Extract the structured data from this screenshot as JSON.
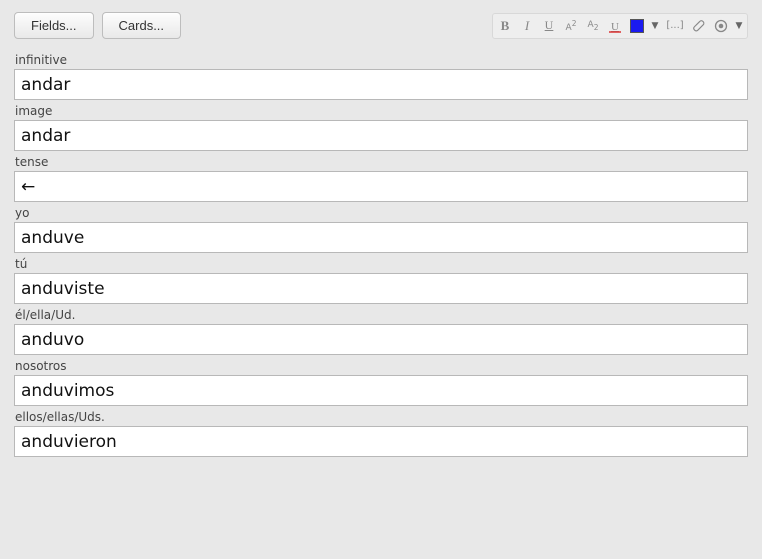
{
  "buttons": {
    "fields": "Fields...",
    "cards": "Cards..."
  },
  "toolbar": {
    "bold": "B",
    "italic": "I",
    "underline": "U",
    "superscript": "A²",
    "subscript": "A₂",
    "eraser": "U",
    "color": "#1a1af0",
    "more": "▾",
    "cloze": "[...]",
    "attach": "",
    "record": "",
    "etc": ""
  },
  "fields": [
    {
      "label": "infinitive",
      "value": "andar"
    },
    {
      "label": "image",
      "value": "andar"
    },
    {
      "label": "tense",
      "value": "←"
    },
    {
      "label": "yo",
      "value": "anduve"
    },
    {
      "label": "tú",
      "value": "anduviste"
    },
    {
      "label": "él/ella/Ud.",
      "value": "anduvo"
    },
    {
      "label": "nosotros",
      "value": "anduvimos"
    },
    {
      "label": "ellos/ellas/Uds.",
      "value": "anduvieron"
    }
  ]
}
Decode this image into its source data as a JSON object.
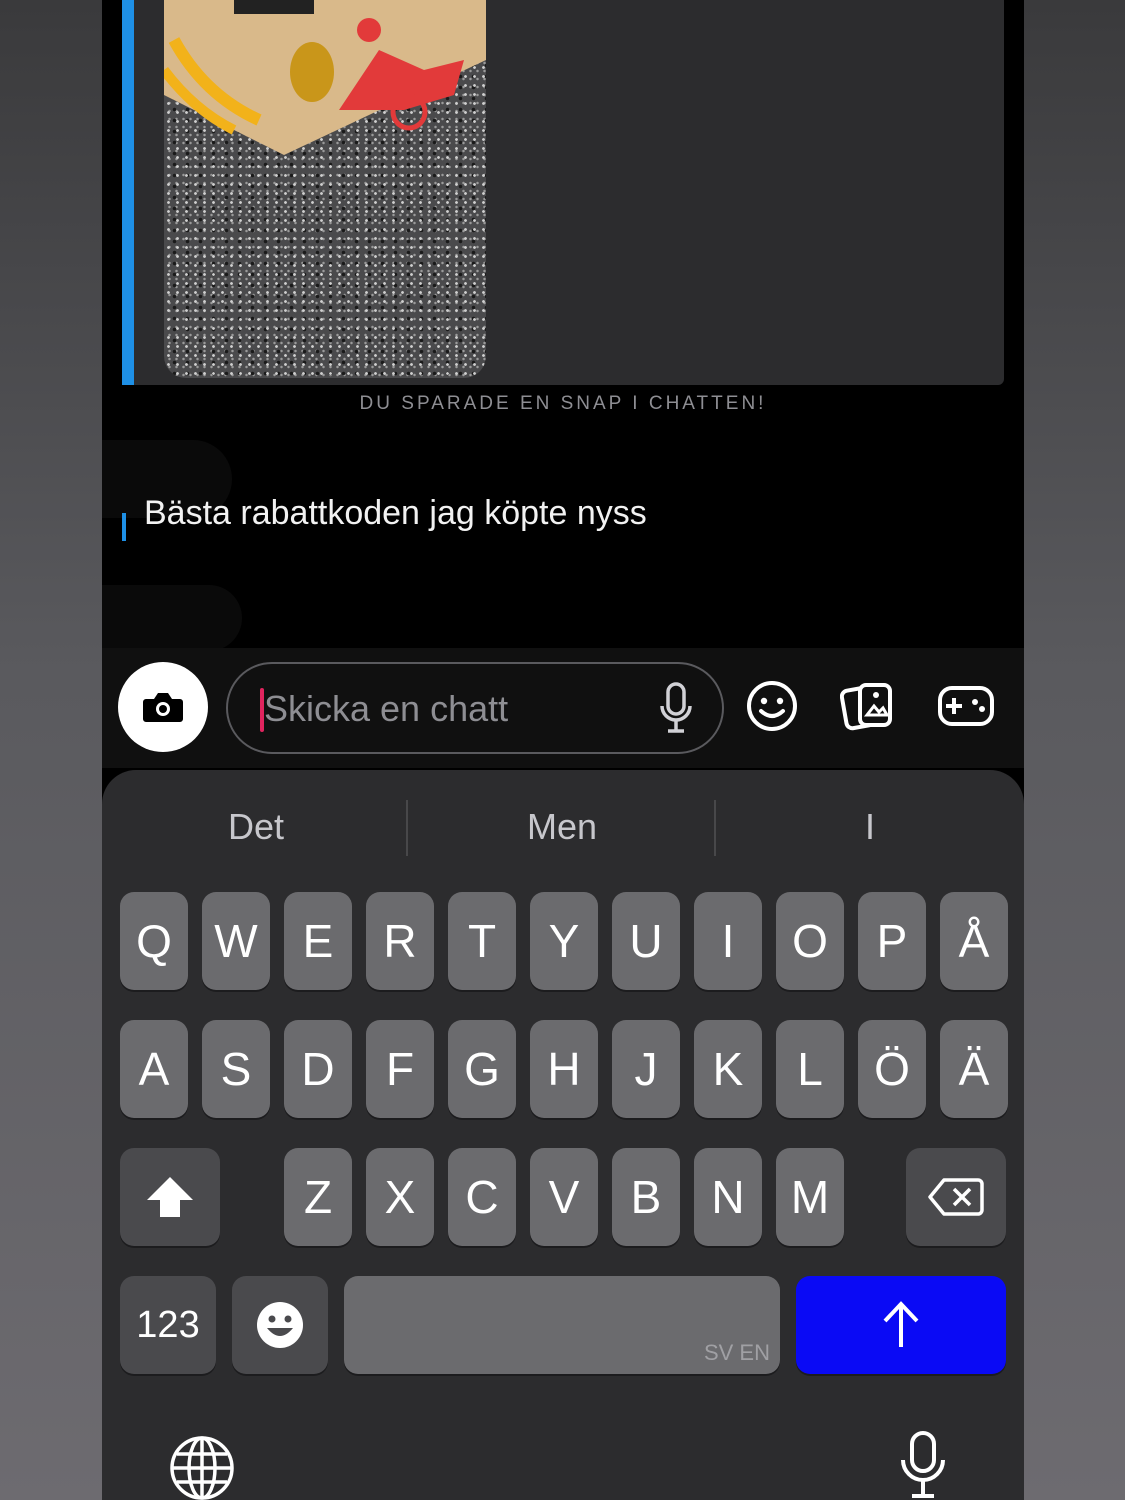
{
  "snap": {
    "saved_label": "DU SPARADE EN SNAP I CHATTEN!"
  },
  "message": {
    "text": "Bästa rabattkoden jag köpte nyss"
  },
  "chat_bar": {
    "placeholder": "Skicka en chatt",
    "icons": [
      "camera-icon",
      "microphone-icon",
      "smiley-icon",
      "memories-icon",
      "games-icon"
    ]
  },
  "keyboard": {
    "suggestions": [
      "Det",
      "Men",
      "I"
    ],
    "row1": [
      "Q",
      "W",
      "E",
      "R",
      "T",
      "Y",
      "U",
      "I",
      "O",
      "P",
      "Å"
    ],
    "row2": [
      "A",
      "S",
      "D",
      "F",
      "G",
      "H",
      "J",
      "K",
      "L",
      "Ö",
      "Ä"
    ],
    "row3": [
      "Z",
      "X",
      "C",
      "V",
      "B",
      "N",
      "M"
    ],
    "numbers_label": "123",
    "space_lang": "SV EN",
    "send_color": "#0a0af5"
  },
  "colors": {
    "accent_blue": "#1e90e6",
    "caret": "#e0245e"
  }
}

REQUEST —
Search the listing above for the string "JSON". Copy every line that contains it.

RESULT OF THIS TASK —
Extract the structured data from this screenshot as JSON.
Decode this image into its source data as a JSON object.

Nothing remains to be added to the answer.